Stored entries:

*-*-*

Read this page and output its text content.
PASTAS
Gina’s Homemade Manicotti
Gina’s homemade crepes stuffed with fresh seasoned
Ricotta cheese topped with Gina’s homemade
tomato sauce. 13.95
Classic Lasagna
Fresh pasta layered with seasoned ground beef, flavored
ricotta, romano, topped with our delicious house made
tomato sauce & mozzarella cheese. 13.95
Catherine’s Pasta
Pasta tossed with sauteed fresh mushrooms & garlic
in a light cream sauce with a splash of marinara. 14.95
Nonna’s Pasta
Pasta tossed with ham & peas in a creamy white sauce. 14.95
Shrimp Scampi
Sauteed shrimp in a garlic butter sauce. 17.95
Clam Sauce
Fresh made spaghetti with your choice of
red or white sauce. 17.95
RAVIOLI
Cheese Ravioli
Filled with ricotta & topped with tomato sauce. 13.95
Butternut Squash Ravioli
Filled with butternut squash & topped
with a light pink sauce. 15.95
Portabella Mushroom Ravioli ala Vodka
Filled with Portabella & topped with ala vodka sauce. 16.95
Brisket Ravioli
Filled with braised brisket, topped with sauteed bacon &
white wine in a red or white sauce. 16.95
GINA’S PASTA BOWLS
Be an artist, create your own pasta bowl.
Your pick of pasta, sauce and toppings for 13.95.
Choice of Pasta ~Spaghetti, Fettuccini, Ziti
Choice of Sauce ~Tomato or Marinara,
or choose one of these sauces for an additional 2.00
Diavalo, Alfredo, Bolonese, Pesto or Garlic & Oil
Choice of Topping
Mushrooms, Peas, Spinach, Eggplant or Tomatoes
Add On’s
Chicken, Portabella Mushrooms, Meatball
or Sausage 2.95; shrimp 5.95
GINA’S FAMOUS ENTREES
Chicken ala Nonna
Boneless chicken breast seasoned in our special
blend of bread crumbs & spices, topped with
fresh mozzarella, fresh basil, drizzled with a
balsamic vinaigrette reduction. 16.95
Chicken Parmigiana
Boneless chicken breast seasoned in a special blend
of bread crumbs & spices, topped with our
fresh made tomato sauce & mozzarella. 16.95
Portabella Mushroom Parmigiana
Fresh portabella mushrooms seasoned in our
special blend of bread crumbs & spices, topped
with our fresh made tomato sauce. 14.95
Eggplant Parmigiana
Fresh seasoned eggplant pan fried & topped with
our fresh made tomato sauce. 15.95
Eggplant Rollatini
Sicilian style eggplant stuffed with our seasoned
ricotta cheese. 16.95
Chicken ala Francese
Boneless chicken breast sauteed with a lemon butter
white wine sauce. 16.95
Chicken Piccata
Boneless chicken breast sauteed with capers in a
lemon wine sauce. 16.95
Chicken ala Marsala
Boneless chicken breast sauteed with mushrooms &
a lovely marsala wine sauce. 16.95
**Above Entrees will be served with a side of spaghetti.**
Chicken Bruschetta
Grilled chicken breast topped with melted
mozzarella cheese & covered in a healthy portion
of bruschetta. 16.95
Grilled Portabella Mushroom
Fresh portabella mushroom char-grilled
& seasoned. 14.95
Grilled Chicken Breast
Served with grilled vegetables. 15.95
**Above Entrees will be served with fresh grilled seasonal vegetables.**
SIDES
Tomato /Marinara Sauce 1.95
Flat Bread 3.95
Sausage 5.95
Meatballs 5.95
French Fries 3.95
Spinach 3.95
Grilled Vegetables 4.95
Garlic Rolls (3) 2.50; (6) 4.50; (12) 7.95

*-*-*

* TASK REQUIREMENTS *
Write only the number of lines in the data above that include "wine".

* RESULT OF THE EXERCISE *
4